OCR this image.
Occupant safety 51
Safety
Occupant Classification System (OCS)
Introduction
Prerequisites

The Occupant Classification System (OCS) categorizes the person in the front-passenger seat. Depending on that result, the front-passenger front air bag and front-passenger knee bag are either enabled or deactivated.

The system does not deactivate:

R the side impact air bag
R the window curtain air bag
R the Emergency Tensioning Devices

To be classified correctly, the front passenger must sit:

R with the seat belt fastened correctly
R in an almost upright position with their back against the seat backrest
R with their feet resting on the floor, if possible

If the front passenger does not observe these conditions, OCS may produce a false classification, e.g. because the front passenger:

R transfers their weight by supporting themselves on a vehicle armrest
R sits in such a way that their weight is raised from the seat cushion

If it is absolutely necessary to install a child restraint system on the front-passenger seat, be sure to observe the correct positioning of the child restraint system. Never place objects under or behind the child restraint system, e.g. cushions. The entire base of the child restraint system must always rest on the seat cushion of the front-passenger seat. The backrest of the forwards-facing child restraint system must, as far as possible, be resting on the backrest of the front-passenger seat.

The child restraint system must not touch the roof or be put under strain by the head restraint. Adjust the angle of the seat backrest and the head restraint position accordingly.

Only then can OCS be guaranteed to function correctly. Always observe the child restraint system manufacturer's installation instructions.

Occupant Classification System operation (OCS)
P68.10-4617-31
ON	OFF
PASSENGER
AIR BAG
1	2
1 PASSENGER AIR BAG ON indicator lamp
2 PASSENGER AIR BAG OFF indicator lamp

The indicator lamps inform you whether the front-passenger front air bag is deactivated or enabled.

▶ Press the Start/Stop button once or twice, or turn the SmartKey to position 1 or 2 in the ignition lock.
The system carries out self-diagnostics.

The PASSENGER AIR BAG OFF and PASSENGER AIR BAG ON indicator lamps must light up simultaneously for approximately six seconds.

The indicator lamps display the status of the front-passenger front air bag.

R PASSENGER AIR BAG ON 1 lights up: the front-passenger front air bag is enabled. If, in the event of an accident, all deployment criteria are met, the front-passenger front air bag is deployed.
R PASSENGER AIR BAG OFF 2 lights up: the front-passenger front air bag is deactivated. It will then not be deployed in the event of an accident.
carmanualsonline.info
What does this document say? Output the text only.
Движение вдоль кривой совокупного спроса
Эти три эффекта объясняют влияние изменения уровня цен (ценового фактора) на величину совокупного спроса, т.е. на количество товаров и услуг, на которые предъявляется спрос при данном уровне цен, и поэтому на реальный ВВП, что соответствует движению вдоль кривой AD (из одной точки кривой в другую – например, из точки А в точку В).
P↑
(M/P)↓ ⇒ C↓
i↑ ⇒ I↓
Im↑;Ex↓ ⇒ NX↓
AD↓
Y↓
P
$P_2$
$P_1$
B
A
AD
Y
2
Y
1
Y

○ ○ ○

### Problem to solve
Reproduce the full listing above, character for character.

### Worked answer
OCR this image.
Occupant safety 51
Safety
Occupant Classification System (OCS)
Introduction
Prerequisites

The Occupant Classification System (OCS) categorizes the person in the front-passenger seat. Depending on that result, the front-passenger front air bag and front-passenger knee bag are either enabled or deactivated.

The system does not deactivate:

R the side impact air bag
R the window curtain air bag
R the Emergency Tensioning Devices

To be classified correctly, the front passenger must sit:

R with the seat belt fastened correctly
R in an almost upright position with their back against the seat backrest
R with their feet resting on the floor, if possible

If the front passenger does not observe these conditions, OCS may produce a false classification, e.g. because the front passenger:

R transfers their weight by supporting themselves on a vehicle armrest
R sits in such a way that their weight is raised from the seat cushion

If it is absolutely necessary to install a child restraint system on the front-passenger seat, be sure to observe the correct positioning of the child restraint system. Never place objects under or behind the child restraint system, e.g. cushions. The entire base of the child restraint system must always rest on the seat cushion of the front-passenger seat. The backrest of the forwards-facing child restraint system must, as far as possible, be resting on the backrest of the front-passenger seat.

The child restraint system must not touch the roof or be put under strain by the head restraint. Adjust the angle of the seat backrest and the head restraint position accordingly.

Only then can OCS be guaranteed to function correctly. Always observe the child restraint system manufacturer's installation instructions.

Occupant Classification System operation (OCS)
P68.10-4617-31
ON	OFF
PASSENGER
AIR BAG
1	2
1 PASSENGER AIR BAG ON indicator lamp
2 PASSENGER AIR BAG OFF indicator lamp

The indicator lamps inform you whether the front-passenger front air bag is deactivated or enabled.

▶ Press the Start/Stop button once or twice, or turn the SmartKey to position 1 or 2 in the ignition lock.
The system carries out self-diagnostics.

The PASSENGER AIR BAG OFF and PASSENGER AIR BAG ON indicator lamps must light up simultaneously for approximately six seconds.

The indicator lamps display the status of the front-passenger front air bag.

R PASSENGER AIR BAG ON 1 lights up: the front-passenger front air bag is enabled. If, in the event of an accident, all deployment criteria are met, the front-passenger front air bag is deployed.
R PASSENGER AIR BAG OFF 2 lights up: the front-passenger front air bag is deactivated. It will then not be deployed in the event of an accident.
carmanualsonline.info
What does this document say? Output the text only.
Движение вдоль кривой совокупного спроса
Эти три эффекта объясняют влияние изменения уровня цен (ценового фактора) на величину совокупного спроса, т.е. на количество товаров и услуг, на которые предъявляется спрос при данном уровне цен, и поэтому на реальный ВВП, что соответствует движению вдоль кривой AD (из одной точки кривой в другую – например, из точки А в точку В).
P↑
(M/P)↓ ⇒ C↓
i↑ ⇒ I↓
Im↑;Ex↓ ⇒ NX↓
AD↓
Y↓
P
$P_2$
$P_1$
B
A
AD
Y
2
Y
1
Y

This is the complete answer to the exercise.